# AIM
Look through the material below. Copy each line that contains the string "Electrons".

# SUPPLIED INFORMATION
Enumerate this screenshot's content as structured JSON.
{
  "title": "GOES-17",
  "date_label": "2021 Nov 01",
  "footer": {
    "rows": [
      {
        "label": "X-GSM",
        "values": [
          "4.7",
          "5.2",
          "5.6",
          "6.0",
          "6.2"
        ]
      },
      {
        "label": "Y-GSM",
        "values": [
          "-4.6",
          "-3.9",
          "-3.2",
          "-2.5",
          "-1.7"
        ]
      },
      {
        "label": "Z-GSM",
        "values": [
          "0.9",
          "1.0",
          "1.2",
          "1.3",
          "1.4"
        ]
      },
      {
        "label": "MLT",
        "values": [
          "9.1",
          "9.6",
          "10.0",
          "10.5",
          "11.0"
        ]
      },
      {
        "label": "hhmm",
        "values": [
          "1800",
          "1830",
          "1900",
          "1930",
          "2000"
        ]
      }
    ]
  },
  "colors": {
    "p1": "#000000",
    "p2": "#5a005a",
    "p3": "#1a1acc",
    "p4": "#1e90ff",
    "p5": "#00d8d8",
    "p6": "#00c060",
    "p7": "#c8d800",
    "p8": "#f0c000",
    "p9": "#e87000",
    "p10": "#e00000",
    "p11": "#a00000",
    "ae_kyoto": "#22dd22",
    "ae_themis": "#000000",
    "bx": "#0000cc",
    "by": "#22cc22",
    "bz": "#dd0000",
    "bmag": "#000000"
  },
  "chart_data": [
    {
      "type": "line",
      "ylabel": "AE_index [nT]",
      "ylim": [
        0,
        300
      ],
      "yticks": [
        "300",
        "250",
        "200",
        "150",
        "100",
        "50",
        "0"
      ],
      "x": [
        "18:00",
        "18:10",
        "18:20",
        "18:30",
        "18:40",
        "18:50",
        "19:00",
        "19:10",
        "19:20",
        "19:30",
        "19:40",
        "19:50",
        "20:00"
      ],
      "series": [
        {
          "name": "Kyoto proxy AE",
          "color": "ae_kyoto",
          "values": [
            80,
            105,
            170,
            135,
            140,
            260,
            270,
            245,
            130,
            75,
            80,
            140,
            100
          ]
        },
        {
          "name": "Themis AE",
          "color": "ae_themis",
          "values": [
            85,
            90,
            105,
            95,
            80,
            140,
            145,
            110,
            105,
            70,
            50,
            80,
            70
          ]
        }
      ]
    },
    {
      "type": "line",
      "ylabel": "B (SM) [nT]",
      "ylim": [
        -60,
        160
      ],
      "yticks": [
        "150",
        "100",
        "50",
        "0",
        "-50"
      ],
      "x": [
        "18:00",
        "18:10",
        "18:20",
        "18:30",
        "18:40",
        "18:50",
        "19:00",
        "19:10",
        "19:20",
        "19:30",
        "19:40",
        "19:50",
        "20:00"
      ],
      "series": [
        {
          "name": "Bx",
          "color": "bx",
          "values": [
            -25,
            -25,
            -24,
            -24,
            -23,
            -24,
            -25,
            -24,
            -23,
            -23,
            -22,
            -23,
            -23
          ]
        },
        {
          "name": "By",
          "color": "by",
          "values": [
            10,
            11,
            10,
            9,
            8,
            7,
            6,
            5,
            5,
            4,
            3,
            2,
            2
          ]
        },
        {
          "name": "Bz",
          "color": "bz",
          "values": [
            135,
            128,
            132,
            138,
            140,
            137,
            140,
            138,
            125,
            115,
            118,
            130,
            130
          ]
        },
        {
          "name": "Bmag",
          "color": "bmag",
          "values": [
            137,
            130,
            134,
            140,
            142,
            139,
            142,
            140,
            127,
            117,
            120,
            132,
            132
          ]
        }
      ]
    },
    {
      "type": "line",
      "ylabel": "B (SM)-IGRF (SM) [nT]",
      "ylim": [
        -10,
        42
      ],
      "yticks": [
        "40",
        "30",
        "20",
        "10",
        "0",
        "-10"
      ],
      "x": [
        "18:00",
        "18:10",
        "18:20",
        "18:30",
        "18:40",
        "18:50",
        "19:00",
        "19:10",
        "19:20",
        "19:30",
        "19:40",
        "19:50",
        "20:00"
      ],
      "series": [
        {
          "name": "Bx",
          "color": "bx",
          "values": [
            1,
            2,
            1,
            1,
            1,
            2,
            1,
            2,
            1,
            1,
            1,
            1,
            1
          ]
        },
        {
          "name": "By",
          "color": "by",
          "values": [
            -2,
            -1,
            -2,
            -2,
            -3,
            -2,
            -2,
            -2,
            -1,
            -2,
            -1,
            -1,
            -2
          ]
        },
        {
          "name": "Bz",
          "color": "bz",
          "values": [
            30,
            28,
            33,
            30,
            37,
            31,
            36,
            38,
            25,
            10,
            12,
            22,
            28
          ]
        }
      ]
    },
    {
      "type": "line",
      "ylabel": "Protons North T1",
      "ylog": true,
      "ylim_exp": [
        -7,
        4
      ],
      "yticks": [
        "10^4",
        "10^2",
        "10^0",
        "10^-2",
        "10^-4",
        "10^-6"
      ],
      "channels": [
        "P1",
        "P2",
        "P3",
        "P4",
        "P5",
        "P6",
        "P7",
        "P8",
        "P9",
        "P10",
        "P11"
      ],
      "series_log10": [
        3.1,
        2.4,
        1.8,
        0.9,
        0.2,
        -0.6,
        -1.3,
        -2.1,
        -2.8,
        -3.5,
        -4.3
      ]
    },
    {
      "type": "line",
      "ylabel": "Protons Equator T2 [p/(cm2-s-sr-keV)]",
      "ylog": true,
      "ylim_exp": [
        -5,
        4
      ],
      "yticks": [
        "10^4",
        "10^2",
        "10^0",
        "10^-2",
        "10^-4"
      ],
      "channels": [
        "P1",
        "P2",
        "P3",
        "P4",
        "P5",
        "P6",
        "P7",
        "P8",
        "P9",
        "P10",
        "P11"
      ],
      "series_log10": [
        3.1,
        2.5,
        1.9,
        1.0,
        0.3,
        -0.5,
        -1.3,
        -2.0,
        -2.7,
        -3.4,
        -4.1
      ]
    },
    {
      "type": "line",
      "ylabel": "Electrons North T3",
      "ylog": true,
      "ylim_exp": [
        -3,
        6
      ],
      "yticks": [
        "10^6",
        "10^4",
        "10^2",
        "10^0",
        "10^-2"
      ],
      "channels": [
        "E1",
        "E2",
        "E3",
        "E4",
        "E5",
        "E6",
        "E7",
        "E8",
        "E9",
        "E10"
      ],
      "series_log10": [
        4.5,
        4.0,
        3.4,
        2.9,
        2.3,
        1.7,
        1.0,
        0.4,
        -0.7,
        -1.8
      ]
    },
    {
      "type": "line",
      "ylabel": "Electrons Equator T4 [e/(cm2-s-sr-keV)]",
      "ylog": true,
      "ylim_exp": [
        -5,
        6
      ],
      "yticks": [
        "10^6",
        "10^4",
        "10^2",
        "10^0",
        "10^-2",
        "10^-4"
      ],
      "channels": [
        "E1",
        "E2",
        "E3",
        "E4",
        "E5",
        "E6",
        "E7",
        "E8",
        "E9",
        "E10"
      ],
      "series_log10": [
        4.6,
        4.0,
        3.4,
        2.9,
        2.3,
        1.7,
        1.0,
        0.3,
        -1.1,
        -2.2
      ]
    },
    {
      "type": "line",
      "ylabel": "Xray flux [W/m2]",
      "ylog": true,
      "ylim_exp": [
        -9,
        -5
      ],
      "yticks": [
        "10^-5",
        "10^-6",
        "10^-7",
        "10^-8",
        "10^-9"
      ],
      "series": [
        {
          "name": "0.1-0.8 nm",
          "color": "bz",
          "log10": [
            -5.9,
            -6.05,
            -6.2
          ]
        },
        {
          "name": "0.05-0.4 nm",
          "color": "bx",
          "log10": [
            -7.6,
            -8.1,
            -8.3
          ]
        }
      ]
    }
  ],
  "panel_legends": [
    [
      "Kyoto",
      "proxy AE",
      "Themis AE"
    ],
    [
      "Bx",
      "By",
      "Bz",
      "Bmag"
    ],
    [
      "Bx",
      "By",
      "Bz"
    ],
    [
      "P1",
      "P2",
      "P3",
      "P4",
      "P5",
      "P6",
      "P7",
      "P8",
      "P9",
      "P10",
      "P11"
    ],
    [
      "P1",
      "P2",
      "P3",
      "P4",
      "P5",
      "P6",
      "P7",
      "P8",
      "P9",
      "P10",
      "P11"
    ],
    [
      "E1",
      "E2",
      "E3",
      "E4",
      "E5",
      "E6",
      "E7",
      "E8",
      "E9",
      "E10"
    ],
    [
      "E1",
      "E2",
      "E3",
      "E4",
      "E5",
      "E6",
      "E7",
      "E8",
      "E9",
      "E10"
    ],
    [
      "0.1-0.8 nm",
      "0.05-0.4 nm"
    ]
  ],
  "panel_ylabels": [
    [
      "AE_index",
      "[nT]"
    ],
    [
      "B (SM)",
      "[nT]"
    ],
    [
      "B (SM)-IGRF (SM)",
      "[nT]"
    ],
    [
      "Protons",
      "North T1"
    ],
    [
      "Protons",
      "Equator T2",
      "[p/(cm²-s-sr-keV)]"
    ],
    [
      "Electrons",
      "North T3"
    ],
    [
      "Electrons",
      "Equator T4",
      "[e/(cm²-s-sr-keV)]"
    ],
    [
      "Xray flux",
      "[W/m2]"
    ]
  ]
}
---
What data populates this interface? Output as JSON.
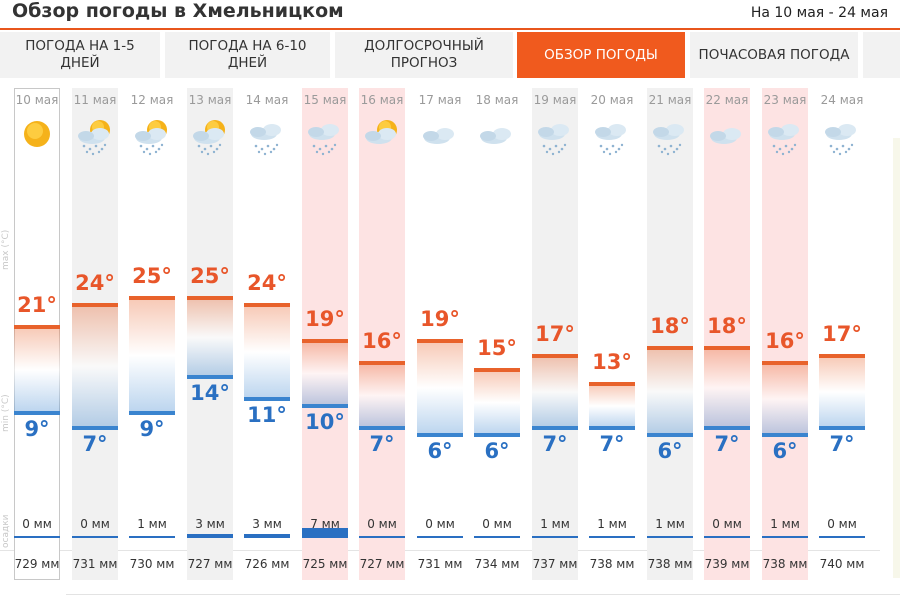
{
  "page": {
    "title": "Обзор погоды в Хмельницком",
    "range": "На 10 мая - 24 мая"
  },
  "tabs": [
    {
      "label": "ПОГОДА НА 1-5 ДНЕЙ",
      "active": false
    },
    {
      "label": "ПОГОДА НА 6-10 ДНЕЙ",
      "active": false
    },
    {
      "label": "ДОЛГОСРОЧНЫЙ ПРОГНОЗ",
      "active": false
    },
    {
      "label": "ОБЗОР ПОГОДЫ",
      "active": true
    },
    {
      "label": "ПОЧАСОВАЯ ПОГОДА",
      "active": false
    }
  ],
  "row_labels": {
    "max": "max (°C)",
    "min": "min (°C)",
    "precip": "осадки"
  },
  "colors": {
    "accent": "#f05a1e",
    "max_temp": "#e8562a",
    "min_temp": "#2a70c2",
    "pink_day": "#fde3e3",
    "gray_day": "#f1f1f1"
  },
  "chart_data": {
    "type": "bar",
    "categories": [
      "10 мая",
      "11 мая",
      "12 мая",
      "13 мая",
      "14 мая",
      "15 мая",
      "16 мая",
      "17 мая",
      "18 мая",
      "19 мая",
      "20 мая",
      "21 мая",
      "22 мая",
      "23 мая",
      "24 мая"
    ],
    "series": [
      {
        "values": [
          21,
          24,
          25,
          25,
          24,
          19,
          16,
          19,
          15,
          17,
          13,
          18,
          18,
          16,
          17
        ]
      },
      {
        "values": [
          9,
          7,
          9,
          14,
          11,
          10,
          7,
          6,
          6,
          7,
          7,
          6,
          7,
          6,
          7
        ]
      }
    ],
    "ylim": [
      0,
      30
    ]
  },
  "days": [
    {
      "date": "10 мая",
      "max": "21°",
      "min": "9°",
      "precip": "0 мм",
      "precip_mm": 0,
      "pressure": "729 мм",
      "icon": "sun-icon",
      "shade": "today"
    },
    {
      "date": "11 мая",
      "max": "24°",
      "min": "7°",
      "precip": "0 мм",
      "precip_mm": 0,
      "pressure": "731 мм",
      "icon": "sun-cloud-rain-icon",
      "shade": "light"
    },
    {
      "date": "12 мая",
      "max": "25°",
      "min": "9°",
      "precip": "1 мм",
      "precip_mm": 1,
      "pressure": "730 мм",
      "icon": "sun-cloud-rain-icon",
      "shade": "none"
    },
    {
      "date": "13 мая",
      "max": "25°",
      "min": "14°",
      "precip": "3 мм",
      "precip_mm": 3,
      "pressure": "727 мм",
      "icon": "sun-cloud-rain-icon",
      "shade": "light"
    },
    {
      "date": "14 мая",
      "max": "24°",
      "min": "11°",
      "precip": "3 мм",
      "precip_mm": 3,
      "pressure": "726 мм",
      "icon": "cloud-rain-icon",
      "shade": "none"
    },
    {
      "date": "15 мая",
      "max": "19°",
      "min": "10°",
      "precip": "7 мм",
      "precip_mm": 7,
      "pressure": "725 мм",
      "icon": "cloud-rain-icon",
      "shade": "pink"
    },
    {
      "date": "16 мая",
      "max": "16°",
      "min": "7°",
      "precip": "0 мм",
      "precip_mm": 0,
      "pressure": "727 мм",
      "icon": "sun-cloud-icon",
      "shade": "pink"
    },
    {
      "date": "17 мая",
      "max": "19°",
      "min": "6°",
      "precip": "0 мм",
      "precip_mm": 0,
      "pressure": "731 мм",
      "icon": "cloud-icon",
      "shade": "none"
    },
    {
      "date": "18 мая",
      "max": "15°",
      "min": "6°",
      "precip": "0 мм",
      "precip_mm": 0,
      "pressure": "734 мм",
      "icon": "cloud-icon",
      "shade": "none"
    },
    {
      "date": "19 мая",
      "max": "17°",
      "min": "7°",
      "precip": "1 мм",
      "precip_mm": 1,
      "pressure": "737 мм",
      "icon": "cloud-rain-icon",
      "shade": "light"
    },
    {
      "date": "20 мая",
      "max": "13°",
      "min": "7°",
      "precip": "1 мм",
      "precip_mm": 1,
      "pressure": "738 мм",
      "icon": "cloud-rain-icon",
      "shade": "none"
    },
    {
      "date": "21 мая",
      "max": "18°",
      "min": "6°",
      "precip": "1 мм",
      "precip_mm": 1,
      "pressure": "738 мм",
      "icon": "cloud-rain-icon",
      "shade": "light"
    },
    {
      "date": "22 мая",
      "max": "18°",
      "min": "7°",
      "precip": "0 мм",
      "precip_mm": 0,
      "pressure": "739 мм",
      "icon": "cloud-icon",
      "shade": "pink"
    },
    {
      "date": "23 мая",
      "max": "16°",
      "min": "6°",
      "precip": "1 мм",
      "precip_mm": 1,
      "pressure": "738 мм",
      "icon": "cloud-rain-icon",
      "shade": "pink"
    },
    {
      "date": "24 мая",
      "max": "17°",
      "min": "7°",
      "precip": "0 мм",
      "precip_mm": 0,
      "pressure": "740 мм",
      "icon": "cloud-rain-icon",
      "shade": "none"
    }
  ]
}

# REPLY
      "ylabel": "Electrons North T3",
      "ylabel": "Electrons Equator T4 [e/(cm2-s-sr-keV)]",
      "Electrons",
      "Electrons",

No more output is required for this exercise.